## [Problem to solve]
Copy all lines of the listing that include the string "персоналу".

=== Records for the task ===

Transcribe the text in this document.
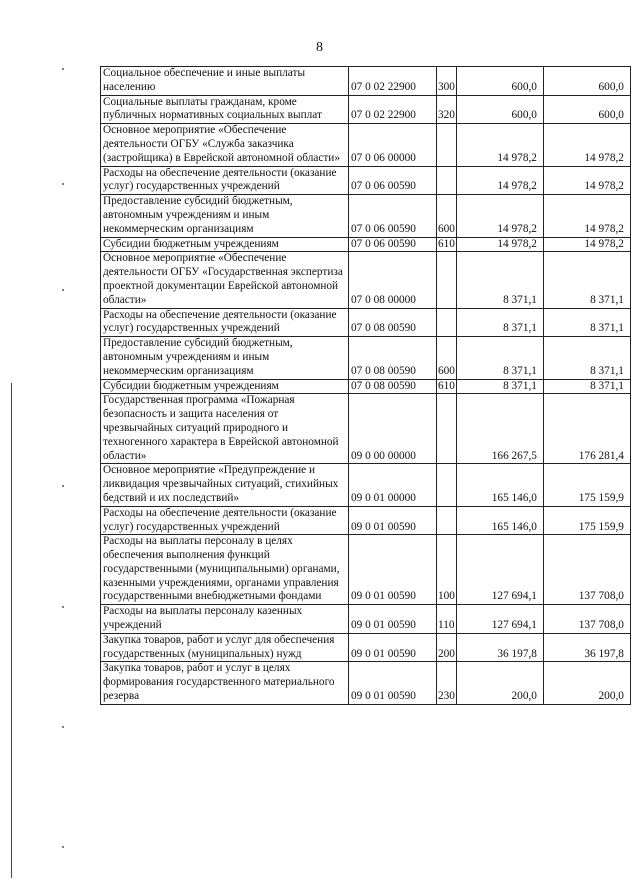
8
Социальное обеспечение и иные выплаты населению	07 0 02 22900	300	600,0	600,0
Социальные выплаты гражданам, кроме публичных нормативных социальных выплат	07 0 02 22900	320	600,0	600,0
Основное мероприятие «Обеспечение деятельности ОГБУ «Служба заказчика (застройщика) в Еврейской автономной области»	07 0 06 00000		14 978,2	14 978,2
Расходы на обеспечение деятельности (оказание услуг) государственных учреждений	07 0 06 00590		14 978,2	14 978,2
Предоставление субсидий бюджетным, автономным учреждениям и иным некоммерческим организациям	07 0 06 00590	600	14 978,2	14 978,2
Субсидии бюджетным учреждениям	07 0 06 00590	610	14 978,2	14 978,2
Основное мероприятие «Обеспечение деятельности ОГБУ «Государственная экспертиза проектной документации Еврейской автономной области»	07 0 08 00000		8 371,1	8 371,1
Расходы на обеспечение деятельности (оказание услуг) государственных учреждений	07 0 08 00590		8 371,1	8 371,1
Предоставление субсидий бюджетным, автономным учреждениям и иным некоммерческим организациям	07 0 08 00590	600	8 371,1	8 371,1
Субсидии бюджетным учреждениям	07 0 08 00590	610	8 371,1	8 371,1
Государственная программа «Пожарная безопасность и защита населения от чрезвычайных ситуаций природного и техногенного характера в Еврейской автономной области»	09 0 00 00000		166 267,5	176 281,4
Основное мероприятие «Предупреждение и ликвидация чрезвычайных ситуаций, стихийных бедствий и их последствий»	09 0 01 00000		165 146,0	175 159,9
Расходы на обеспечение деятельности (оказание услуг) государственных учреждений	09 0 01 00590		165 146,0	175 159,9
Расходы на выплаты персоналу в целях обеспечения выполнения функций государственными (муниципальными) органами, казенными учреждениями, органами управления государственными внебюджетными фондами	09 0 01 00590	100	127 694,1	137 708,0
Расходы на выплаты персоналу казенных учреждений	09 0 01 00590	110	127 694,1	137 708,0
Закупка товаров, работ и услуг для обеспечения государственных (муниципальных) нужд	09 0 01 00590	200	36 197,8	36 197,8
Закупка товаров, работ и услуг в целях формирования государственного материального резерва	09 0 01 00590	230	200,0	200,0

===

## [Full output]
Расходы на выплаты персоналу в целях обеспечения выполнения функций государственными (муниципальными) органами, казенными учреждениями, органами управления государственными внебюджетными фондами	09 0 01 00590	100	127 694,1	137 708,0
Расходы на выплаты персоналу казенных учреждений	09 0 01 00590	110	127 694,1	137 708,0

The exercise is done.